Set exercise = Repeat the records verbatim and leave the pictures out of your copy.
------------------------------------------------------------
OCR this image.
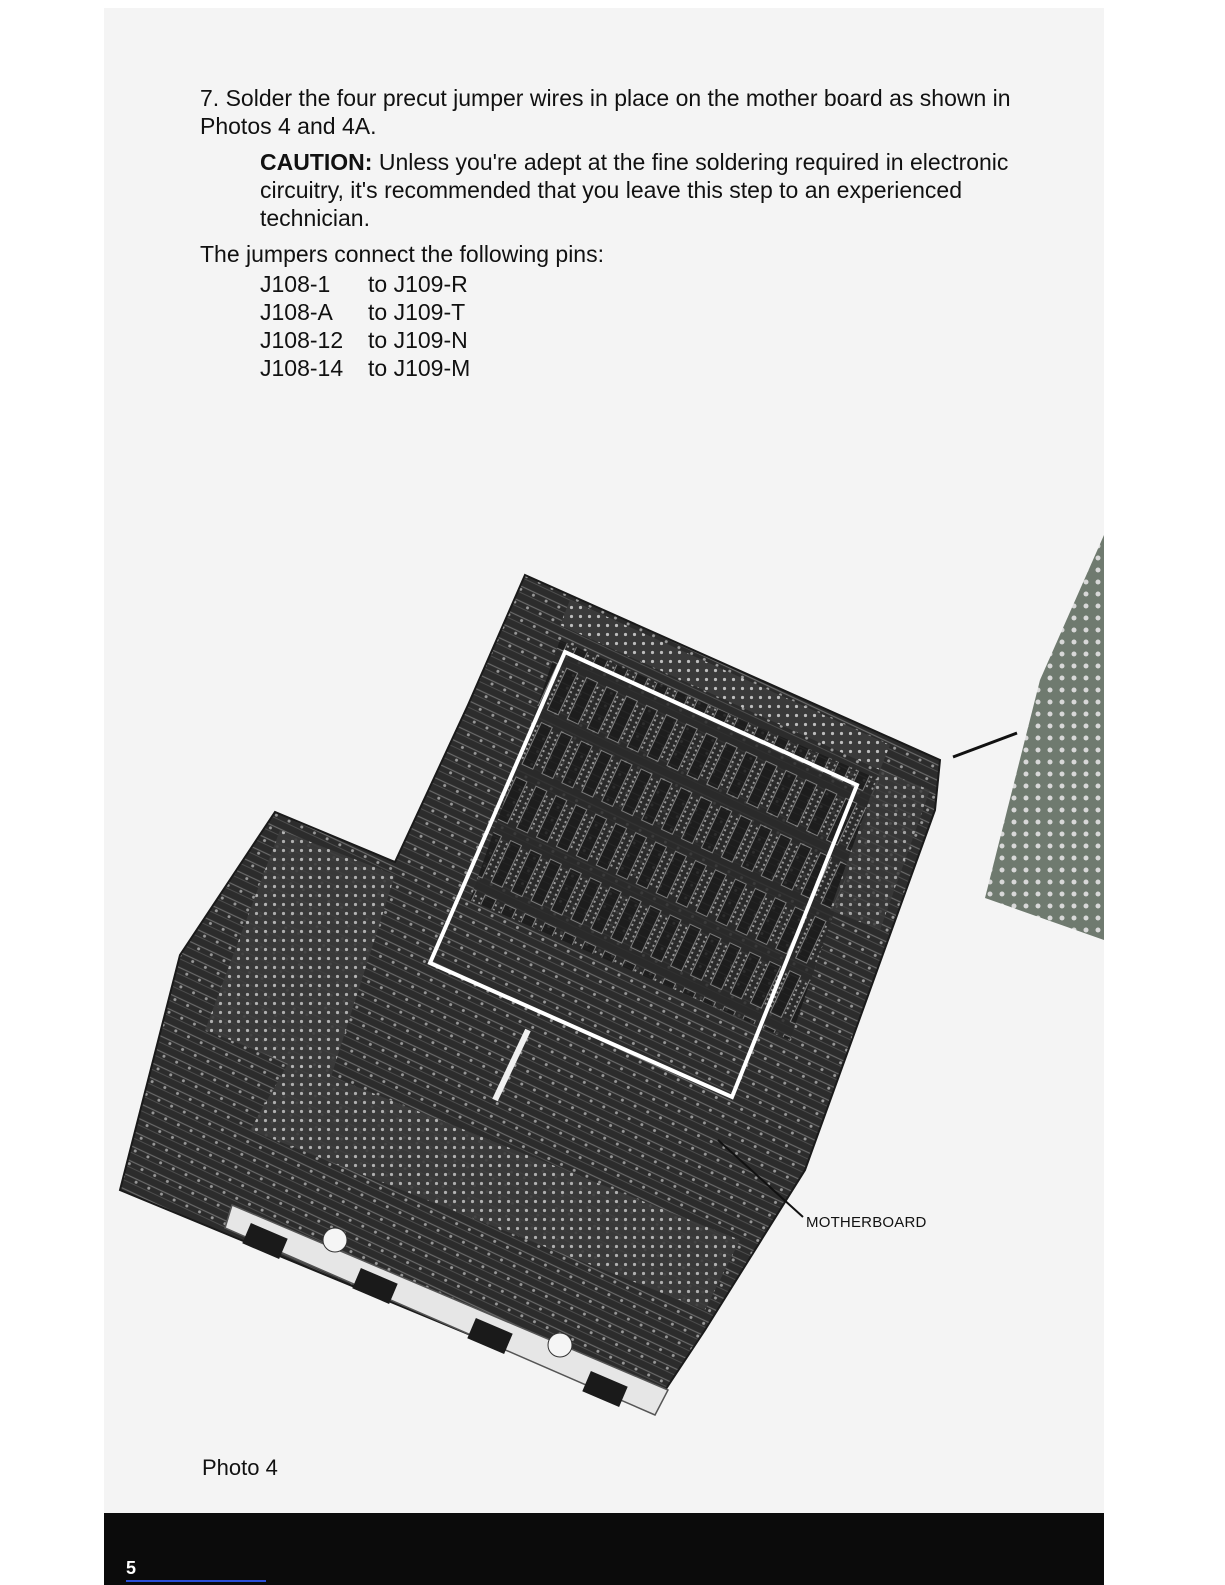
7. Solder the four precut jumper wires in place on the mother board as shown in Photos 4 and 4A.

CAUTION: Unless you're adept at the fine soldering required in electronic circuitry, it's recommended that you leave this step to an experienced technician.

The jumpers connect the following pins:

J108-1	to J109-R
J108-A	to J109-T
J108-12	to J109-N
J108-14	to J109-M
MOTHERBOARD
Photo 4
5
------------------------------------------------------------
Right answer =
OCR this image.
7. Solder the four precut jumper wires in place on the mother board as shown in Photos 4 and 4A.

CAUTION: Unless you're adept at the fine soldering required in electronic circuitry, it's recommended that you leave this step to an experienced technician.

The jumpers connect the following pins:

J108-1	to J109-R
J108-A	to J109-T
J108-12	to J109-N
J108-14	to J109-M
MOTHERBOARD
Photo 4
5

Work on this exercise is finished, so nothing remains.